Work required:
Find every line containing the word "heading" and report the count, nothing more.

Records provided:

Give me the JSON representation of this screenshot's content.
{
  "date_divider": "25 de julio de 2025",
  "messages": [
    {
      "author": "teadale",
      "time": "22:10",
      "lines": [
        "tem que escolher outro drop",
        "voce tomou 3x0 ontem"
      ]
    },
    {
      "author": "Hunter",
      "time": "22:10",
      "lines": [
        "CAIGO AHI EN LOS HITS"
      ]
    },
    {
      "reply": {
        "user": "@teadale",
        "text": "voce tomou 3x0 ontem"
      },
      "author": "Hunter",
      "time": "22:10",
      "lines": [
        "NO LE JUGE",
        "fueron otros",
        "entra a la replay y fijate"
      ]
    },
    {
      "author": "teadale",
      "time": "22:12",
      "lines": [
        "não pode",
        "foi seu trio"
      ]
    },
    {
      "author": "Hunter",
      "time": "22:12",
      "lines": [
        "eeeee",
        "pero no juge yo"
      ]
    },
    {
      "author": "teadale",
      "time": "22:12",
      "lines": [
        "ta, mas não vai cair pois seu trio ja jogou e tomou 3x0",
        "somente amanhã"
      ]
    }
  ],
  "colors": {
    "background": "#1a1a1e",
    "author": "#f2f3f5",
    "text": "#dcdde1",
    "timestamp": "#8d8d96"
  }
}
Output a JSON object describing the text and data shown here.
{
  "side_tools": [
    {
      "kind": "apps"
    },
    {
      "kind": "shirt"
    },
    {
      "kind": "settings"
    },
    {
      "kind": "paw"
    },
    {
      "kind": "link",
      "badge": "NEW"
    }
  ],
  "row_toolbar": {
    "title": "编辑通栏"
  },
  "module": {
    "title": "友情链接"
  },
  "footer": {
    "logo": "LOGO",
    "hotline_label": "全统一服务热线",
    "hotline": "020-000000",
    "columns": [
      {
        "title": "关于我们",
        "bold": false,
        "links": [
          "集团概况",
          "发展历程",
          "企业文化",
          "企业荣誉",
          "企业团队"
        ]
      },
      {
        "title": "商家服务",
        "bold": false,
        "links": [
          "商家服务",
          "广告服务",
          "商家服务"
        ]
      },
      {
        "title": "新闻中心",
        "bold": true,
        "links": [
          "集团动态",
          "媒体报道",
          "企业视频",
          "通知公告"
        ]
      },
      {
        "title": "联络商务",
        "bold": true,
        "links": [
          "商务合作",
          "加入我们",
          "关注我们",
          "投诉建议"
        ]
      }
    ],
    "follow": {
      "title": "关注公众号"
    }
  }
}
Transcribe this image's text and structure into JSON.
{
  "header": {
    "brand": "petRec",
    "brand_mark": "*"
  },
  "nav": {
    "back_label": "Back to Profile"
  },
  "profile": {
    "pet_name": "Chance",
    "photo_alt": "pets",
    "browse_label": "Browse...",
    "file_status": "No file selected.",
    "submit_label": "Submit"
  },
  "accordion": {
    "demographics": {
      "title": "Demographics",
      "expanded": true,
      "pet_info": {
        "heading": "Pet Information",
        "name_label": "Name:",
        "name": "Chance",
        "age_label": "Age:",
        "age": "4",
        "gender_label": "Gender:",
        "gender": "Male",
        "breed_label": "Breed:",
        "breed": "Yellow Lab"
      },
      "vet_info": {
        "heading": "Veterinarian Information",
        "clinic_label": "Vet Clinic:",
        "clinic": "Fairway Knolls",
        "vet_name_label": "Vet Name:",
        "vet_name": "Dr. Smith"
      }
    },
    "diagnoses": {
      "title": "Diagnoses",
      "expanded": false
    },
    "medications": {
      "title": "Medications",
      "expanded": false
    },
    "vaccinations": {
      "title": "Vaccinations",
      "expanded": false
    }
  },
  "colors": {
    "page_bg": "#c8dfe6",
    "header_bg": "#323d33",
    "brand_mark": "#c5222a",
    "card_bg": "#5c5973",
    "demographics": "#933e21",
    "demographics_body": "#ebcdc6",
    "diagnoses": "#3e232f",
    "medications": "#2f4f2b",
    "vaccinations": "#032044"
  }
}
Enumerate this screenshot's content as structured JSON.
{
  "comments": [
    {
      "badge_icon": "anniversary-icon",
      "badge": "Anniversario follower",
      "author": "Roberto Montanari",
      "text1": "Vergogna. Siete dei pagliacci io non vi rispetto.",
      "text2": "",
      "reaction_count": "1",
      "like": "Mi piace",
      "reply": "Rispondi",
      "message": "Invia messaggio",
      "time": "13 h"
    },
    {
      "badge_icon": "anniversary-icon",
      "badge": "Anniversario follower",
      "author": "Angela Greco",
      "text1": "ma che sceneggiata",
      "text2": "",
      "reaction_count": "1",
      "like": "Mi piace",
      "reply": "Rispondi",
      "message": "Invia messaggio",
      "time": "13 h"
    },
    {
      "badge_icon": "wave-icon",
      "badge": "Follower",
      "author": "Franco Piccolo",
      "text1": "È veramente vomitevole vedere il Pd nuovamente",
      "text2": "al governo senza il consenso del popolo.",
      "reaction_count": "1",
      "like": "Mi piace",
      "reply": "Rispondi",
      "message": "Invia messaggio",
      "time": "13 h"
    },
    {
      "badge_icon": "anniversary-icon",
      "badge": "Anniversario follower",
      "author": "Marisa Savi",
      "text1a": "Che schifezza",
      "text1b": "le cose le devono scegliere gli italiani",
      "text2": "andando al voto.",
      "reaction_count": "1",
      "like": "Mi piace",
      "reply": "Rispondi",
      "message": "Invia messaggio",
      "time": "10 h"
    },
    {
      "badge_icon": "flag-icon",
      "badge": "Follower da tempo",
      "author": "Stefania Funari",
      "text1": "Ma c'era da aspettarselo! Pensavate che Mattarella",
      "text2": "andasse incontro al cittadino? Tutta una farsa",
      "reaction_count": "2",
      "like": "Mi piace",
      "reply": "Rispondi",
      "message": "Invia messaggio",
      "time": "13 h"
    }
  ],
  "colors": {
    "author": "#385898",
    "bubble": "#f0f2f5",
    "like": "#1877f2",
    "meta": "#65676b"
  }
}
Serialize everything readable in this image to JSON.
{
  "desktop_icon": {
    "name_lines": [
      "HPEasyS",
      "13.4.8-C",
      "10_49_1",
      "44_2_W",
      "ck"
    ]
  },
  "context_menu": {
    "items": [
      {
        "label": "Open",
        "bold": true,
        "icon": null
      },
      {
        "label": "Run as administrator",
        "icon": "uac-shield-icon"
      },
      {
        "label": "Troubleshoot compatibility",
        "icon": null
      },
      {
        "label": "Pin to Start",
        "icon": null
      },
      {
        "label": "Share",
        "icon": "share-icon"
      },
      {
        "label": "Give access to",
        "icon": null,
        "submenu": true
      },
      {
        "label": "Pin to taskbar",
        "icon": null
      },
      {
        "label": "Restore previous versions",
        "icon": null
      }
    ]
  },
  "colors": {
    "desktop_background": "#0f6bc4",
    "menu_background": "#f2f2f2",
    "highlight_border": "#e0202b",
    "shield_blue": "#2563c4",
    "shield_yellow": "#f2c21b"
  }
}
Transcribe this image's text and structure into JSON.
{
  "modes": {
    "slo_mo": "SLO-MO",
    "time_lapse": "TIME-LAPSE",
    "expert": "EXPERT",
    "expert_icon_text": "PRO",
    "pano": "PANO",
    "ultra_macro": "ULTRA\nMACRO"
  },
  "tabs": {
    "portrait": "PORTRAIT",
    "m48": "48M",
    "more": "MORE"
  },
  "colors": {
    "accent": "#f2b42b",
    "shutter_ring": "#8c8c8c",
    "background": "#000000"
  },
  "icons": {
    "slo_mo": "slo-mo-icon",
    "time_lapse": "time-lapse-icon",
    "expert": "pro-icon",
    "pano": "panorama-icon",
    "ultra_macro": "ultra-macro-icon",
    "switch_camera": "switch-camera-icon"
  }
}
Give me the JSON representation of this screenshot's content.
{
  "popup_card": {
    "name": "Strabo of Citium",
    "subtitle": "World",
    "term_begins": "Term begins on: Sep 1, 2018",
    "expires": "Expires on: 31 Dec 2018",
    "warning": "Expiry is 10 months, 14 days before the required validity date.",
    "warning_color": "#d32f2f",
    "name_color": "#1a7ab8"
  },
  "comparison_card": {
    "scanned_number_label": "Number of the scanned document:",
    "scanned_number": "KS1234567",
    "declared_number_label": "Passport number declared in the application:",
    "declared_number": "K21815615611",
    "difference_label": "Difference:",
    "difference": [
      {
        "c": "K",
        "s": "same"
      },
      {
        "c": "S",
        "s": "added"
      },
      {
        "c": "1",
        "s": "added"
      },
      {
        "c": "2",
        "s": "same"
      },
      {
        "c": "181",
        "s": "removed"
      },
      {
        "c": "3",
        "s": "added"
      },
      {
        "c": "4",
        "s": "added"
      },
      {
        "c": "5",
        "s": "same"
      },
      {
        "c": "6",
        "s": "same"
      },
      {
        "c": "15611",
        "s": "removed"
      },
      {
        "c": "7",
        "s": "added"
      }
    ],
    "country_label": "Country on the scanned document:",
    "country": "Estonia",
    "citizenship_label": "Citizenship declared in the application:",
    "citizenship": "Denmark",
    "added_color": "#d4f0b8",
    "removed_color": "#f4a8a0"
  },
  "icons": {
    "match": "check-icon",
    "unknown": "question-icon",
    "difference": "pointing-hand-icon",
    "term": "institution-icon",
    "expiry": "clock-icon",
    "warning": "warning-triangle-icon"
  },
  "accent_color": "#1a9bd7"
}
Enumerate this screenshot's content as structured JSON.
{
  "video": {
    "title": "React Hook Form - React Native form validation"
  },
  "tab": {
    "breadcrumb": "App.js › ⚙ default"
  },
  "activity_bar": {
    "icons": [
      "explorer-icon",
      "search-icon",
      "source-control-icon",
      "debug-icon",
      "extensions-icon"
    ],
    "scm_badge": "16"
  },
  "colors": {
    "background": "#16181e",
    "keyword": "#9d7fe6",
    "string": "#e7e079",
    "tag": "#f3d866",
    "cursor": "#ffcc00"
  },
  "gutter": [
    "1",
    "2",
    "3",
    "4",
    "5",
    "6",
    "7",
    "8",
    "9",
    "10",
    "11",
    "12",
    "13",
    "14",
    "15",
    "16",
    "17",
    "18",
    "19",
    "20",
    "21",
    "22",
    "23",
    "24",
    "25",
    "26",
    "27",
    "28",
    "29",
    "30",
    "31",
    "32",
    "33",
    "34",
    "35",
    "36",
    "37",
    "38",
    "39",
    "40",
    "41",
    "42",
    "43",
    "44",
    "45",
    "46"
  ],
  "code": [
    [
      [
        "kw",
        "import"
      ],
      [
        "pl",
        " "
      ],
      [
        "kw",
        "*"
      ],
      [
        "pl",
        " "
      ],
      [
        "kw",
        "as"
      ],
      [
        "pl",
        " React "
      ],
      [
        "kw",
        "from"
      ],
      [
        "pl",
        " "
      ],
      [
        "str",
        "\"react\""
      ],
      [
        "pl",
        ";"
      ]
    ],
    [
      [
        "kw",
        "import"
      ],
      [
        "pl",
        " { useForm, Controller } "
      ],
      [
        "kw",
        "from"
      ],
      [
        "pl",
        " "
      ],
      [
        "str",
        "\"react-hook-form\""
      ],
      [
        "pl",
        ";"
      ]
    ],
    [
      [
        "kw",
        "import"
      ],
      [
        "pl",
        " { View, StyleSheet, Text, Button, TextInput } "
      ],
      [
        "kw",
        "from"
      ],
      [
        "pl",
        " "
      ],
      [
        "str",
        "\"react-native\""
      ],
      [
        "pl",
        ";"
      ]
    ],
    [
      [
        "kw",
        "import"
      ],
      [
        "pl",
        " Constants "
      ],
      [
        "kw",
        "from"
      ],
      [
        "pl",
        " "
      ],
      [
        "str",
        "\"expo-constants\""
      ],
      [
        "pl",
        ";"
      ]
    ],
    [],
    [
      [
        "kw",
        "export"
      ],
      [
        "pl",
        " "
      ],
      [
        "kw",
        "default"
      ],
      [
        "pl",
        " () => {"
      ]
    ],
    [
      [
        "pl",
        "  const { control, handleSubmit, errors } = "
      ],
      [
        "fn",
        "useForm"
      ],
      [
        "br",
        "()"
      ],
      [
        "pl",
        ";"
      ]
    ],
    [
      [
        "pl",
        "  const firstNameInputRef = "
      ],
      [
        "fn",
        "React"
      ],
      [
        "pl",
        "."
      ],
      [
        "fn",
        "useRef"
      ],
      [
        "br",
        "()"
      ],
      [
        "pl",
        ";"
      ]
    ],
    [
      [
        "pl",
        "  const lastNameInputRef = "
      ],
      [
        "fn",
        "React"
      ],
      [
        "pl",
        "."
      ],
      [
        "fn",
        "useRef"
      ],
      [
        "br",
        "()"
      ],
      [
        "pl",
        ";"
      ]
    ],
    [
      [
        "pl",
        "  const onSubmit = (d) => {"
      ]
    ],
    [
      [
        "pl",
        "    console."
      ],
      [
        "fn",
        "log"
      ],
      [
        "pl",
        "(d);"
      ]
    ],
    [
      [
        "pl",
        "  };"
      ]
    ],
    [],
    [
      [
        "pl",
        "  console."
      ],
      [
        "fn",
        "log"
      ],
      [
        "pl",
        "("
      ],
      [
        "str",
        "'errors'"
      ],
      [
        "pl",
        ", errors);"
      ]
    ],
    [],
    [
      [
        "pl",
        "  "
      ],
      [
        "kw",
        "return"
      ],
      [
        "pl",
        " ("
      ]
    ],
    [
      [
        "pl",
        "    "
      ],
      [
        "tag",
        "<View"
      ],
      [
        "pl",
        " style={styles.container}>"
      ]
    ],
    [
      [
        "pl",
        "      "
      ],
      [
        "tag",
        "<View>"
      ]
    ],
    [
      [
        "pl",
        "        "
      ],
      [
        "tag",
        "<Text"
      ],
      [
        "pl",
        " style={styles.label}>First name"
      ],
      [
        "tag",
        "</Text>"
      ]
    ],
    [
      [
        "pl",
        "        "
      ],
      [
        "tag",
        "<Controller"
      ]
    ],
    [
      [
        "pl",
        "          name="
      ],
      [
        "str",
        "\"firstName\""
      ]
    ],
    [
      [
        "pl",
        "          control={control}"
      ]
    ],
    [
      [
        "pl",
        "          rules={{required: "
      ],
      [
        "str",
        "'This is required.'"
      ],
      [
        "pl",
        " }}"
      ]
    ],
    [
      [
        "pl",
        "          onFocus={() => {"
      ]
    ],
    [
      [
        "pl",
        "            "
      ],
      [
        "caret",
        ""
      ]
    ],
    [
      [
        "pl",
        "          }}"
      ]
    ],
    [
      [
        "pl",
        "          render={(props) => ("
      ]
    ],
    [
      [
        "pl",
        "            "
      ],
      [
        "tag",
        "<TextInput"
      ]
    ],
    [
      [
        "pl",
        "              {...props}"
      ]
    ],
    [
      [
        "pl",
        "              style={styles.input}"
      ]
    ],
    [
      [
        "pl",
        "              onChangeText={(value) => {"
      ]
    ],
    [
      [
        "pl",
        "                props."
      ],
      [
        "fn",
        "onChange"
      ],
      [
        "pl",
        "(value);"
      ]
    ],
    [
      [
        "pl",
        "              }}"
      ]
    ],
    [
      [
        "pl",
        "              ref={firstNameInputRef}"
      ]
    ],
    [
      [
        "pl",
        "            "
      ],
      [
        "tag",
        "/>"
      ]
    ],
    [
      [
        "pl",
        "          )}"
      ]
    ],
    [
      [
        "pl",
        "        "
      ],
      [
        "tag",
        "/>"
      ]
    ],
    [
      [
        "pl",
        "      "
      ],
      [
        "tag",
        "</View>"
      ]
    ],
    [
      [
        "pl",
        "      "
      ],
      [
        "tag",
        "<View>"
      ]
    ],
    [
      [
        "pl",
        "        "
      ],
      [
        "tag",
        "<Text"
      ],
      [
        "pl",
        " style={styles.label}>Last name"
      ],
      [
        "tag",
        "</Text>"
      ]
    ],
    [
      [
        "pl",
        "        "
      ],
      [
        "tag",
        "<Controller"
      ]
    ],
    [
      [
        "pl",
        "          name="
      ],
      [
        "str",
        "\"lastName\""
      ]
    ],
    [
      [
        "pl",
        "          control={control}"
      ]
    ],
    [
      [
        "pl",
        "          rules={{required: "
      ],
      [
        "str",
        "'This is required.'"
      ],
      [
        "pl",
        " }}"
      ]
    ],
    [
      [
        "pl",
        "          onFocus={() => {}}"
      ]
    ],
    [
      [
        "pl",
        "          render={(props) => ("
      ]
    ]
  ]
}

Exercise answer:
2